**Requirement:** Could you copy every line of the records below verbatim, with the pictures left out?

**Supplied records:**
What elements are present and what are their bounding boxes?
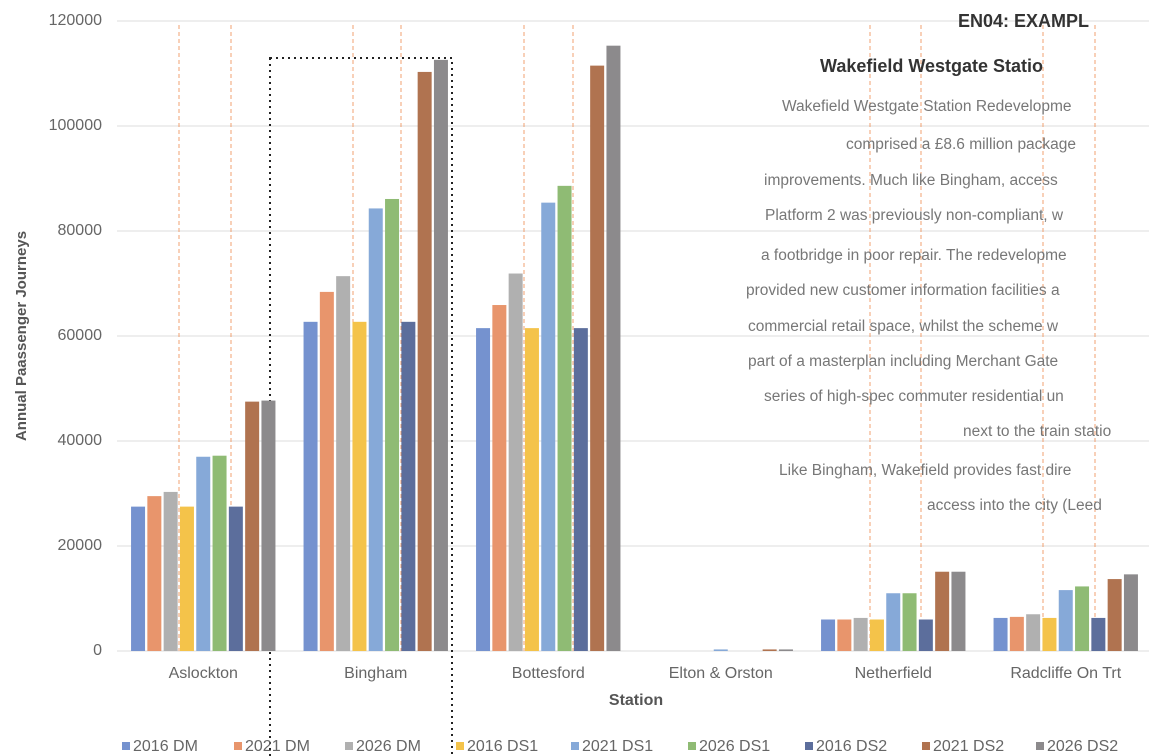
bar bbox=[1123, 574, 1138, 651]
x-tick-label: Netherfield bbox=[855, 665, 932, 682]
bar bbox=[762, 649, 777, 651]
x-tick-label: Bingham bbox=[344, 665, 407, 682]
legend-swatch bbox=[805, 742, 813, 750]
legend-label: 2016 DS1 bbox=[467, 738, 538, 755]
legend-label: 2016 DS2 bbox=[816, 738, 887, 755]
bar bbox=[476, 328, 491, 651]
bar bbox=[853, 617, 868, 651]
bar bbox=[368, 208, 383, 652]
bar bbox=[147, 496, 162, 651]
bar bbox=[319, 291, 334, 651]
legend-label: 2026 DM bbox=[356, 738, 421, 755]
bar bbox=[590, 65, 605, 651]
x-tick-label: Bottesford bbox=[512, 665, 585, 682]
bar bbox=[1009, 616, 1024, 651]
bar bbox=[131, 506, 146, 651]
bar bbox=[778, 649, 793, 651]
legend-swatch bbox=[234, 742, 242, 750]
bar bbox=[713, 649, 728, 651]
bar bbox=[401, 321, 416, 651]
bar bbox=[492, 305, 507, 651]
bar bbox=[261, 400, 276, 651]
bar bbox=[951, 571, 966, 651]
y-tick-label: 0 bbox=[93, 642, 102, 659]
bar bbox=[524, 328, 539, 651]
y-axis-title: Annual Paassenger Journeys bbox=[13, 231, 30, 441]
bar bbox=[245, 401, 260, 651]
y-tick-label: 120000 bbox=[49, 12, 102, 29]
legend-label: 2021 DS1 bbox=[582, 738, 653, 755]
bar bbox=[179, 506, 194, 651]
bar bbox=[541, 202, 556, 651]
x-tick-label: Aslockton bbox=[169, 665, 238, 682]
bar bbox=[303, 321, 318, 651]
bar bbox=[935, 571, 950, 651]
y-tick-label: 40000 bbox=[58, 432, 103, 449]
annotation-line: a footbridge in poor repair. The redevel… bbox=[761, 247, 1067, 264]
bar bbox=[837, 619, 852, 651]
bar bbox=[212, 455, 227, 651]
bar bbox=[417, 71, 432, 652]
bar bbox=[433, 59, 448, 652]
bar bbox=[508, 273, 523, 651]
annotation-title: EN04: EXAMPL bbox=[958, 11, 1089, 31]
y-tick-label: 80000 bbox=[58, 222, 103, 239]
annotation-line: series of high-spec commuter residential… bbox=[764, 388, 1064, 405]
y-tick-label: 100000 bbox=[49, 117, 102, 134]
x-tick-label: Elton & Orston bbox=[669, 665, 773, 682]
bar bbox=[918, 619, 933, 651]
legend-label: 2026 DS1 bbox=[699, 738, 770, 755]
annotation-line: access into the city (Leed bbox=[927, 497, 1102, 514]
legend-label: 2016 DM bbox=[133, 738, 198, 755]
bar bbox=[163, 491, 178, 651]
x-axis-title: Station bbox=[609, 692, 663, 709]
annotation-line: provided new customer information facili… bbox=[746, 282, 1060, 299]
bar bbox=[1026, 614, 1041, 651]
annotation-line: improvements. Much like Bingham, access bbox=[764, 172, 1058, 189]
legend-label: 2026 DS2 bbox=[1047, 738, 1118, 755]
bar bbox=[1107, 579, 1122, 651]
legend-label: 2021 DM bbox=[245, 738, 310, 755]
bar bbox=[196, 456, 211, 651]
bar bbox=[1042, 617, 1057, 651]
legend-swatch bbox=[922, 742, 930, 750]
bar bbox=[1075, 586, 1090, 651]
annotation-line: commercial retail space, whilst the sche… bbox=[748, 318, 1059, 335]
annotation-subtitle: Wakefield Westgate Statio bbox=[820, 56, 1043, 76]
annotation-line: next to the train statio bbox=[963, 423, 1111, 440]
bar bbox=[993, 617, 1008, 651]
bar bbox=[336, 276, 351, 651]
bar bbox=[821, 619, 836, 651]
bar bbox=[606, 45, 621, 652]
annotation-line: Platform 2 was previously non-compliant,… bbox=[765, 207, 1064, 224]
bar bbox=[573, 328, 588, 651]
legend-swatch bbox=[571, 742, 579, 750]
bar bbox=[902, 593, 917, 651]
legend-label: 2021 DS2 bbox=[933, 738, 1004, 755]
y-tick-label: 60000 bbox=[58, 327, 103, 344]
legend-swatch bbox=[456, 742, 464, 750]
x-tick-label: Radcliffe On Trt bbox=[1010, 665, 1121, 682]
bar bbox=[385, 198, 400, 651]
legend-swatch bbox=[122, 742, 130, 750]
legend-swatch bbox=[1036, 742, 1044, 750]
bar bbox=[869, 619, 884, 651]
bar bbox=[352, 321, 367, 651]
bar bbox=[228, 506, 243, 651]
bar bbox=[886, 593, 901, 651]
annotation-line: comprised a £8.6 million package bbox=[846, 136, 1076, 153]
annotation-line: part of a masterplan including Merchant … bbox=[748, 353, 1058, 370]
bar bbox=[1091, 617, 1106, 651]
bar bbox=[1058, 590, 1073, 651]
legend-swatch bbox=[345, 742, 353, 750]
y-tick-label: 20000 bbox=[58, 537, 103, 554]
annotation-line: Like Bingham, Wakefield provides fast di… bbox=[779, 462, 1071, 479]
bar bbox=[557, 185, 572, 651]
legend-swatch bbox=[688, 742, 696, 750]
annotation-line: Wakefield Westgate Station Redevelopme bbox=[782, 98, 1072, 115]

**Answer for this exercise:**
What elements are present and what are their bounding boxes?
bar bbox=[1123, 574, 1138, 651]
x-tick-label: Netherfield bbox=[855, 665, 932, 682]
bar bbox=[762, 649, 777, 651]
x-tick-label: Bingham bbox=[344, 665, 407, 682]
legend-swatch bbox=[805, 742, 813, 750]
legend-label: 2016 DS1 bbox=[467, 738, 538, 755]
legend-label: 2016 DS2 bbox=[816, 738, 887, 755]
bar bbox=[476, 328, 491, 651]
bar bbox=[853, 617, 868, 651]
bar bbox=[368, 208, 383, 652]
bar bbox=[147, 496, 162, 651]
bar bbox=[319, 291, 334, 651]
legend-label: 2026 DM bbox=[356, 738, 421, 755]
bar bbox=[590, 65, 605, 651]
x-tick-label: Bottesford bbox=[512, 665, 585, 682]
bar bbox=[1009, 616, 1024, 651]
bar bbox=[131, 506, 146, 651]
bar bbox=[778, 649, 793, 651]
legend-swatch bbox=[234, 742, 242, 750]
bar bbox=[713, 649, 728, 651]
bar bbox=[401, 321, 416, 651]
bar bbox=[492, 305, 507, 651]
bar bbox=[261, 400, 276, 651]
bar bbox=[951, 571, 966, 651]
y-tick-label: 0 bbox=[93, 642, 102, 659]
bar bbox=[524, 328, 539, 651]
y-axis-title: Annual Paassenger Journeys bbox=[13, 231, 30, 441]
bar bbox=[245, 401, 260, 651]
y-tick-label: 120000 bbox=[49, 12, 102, 29]
legend-label: 2021 DS1 bbox=[582, 738, 653, 755]
bar bbox=[179, 506, 194, 651]
bar bbox=[541, 202, 556, 651]
x-tick-label: Aslockton bbox=[169, 665, 238, 682]
bar bbox=[303, 321, 318, 651]
bar bbox=[935, 571, 950, 651]
y-tick-label: 40000 bbox=[58, 432, 103, 449]
annotation-line: a footbridge in poor repair. The redevel… bbox=[761, 247, 1067, 264]
bar bbox=[837, 619, 852, 651]
bar bbox=[212, 455, 227, 651]
bar bbox=[417, 71, 432, 652]
bar bbox=[433, 59, 448, 652]
bar bbox=[508, 273, 523, 651]
annotation-title: EN04: EXAMPL bbox=[958, 11, 1089, 31]
y-tick-label: 80000 bbox=[58, 222, 103, 239]
annotation-line: series of high-spec commuter residential… bbox=[764, 388, 1064, 405]
y-tick-label: 100000 bbox=[49, 117, 102, 134]
x-tick-label: Elton & Orston bbox=[669, 665, 773, 682]
bar bbox=[918, 619, 933, 651]
legend-label: 2026 DS1 bbox=[699, 738, 770, 755]
annotation-line: access into the city (Leed bbox=[927, 497, 1102, 514]
legend-label: 2016 DM bbox=[133, 738, 198, 755]
bar bbox=[163, 491, 178, 651]
x-axis-title: Station bbox=[609, 692, 663, 709]
annotation-line: provided new customer information facili… bbox=[746, 282, 1060, 299]
bar bbox=[1026, 614, 1041, 651]
annotation-line: improvements. Much like Bingham, access bbox=[764, 172, 1058, 189]
legend-label: 2026 DS2 bbox=[1047, 738, 1118, 755]
bar bbox=[1107, 579, 1122, 651]
legend-label: 2021 DM bbox=[245, 738, 310, 755]
bar bbox=[196, 456, 211, 651]
bar bbox=[1042, 617, 1057, 651]
legend-swatch bbox=[922, 742, 930, 750]
bar bbox=[1075, 586, 1090, 651]
annotation-line: commercial retail space, whilst the sche… bbox=[748, 318, 1059, 335]
annotation-subtitle: Wakefield Westgate Statio bbox=[820, 56, 1043, 76]
annotation-line: next to the train statio bbox=[963, 423, 1111, 440]
bar bbox=[993, 617, 1008, 651]
bar bbox=[336, 276, 351, 651]
bar bbox=[821, 619, 836, 651]
bar bbox=[606, 45, 621, 652]
annotation-line: Platform 2 was previously non-compliant,… bbox=[765, 207, 1064, 224]
bar bbox=[573, 328, 588, 651]
legend-swatch bbox=[571, 742, 579, 750]
bar bbox=[902, 593, 917, 651]
legend-label: 2021 DS2 bbox=[933, 738, 1004, 755]
y-tick-label: 60000 bbox=[58, 327, 103, 344]
legend-swatch bbox=[456, 742, 464, 750]
x-tick-label: Radcliffe On Trt bbox=[1010, 665, 1121, 682]
bar bbox=[385, 198, 400, 651]
legend-swatch bbox=[122, 742, 130, 750]
legend-swatch bbox=[1036, 742, 1044, 750]
bar bbox=[869, 619, 884, 651]
bar bbox=[352, 321, 367, 651]
bar bbox=[228, 506, 243, 651]
bar bbox=[886, 593, 901, 651]
annotation-line: comprised a £8.6 million package bbox=[846, 136, 1076, 153]
annotation-line: part of a masterplan including Merchant … bbox=[748, 353, 1058, 370]
bar bbox=[1091, 617, 1106, 651]
bar bbox=[1058, 590, 1073, 651]
legend-swatch bbox=[345, 742, 353, 750]
y-tick-label: 20000 bbox=[58, 537, 103, 554]
annotation-line: Like Bingham, Wakefield provides fast di… bbox=[779, 462, 1071, 479]
bar bbox=[557, 185, 572, 651]
legend-swatch bbox=[688, 742, 696, 750]
annotation-line: Wakefield Westgate Station Redevelopme bbox=[782, 98, 1072, 115]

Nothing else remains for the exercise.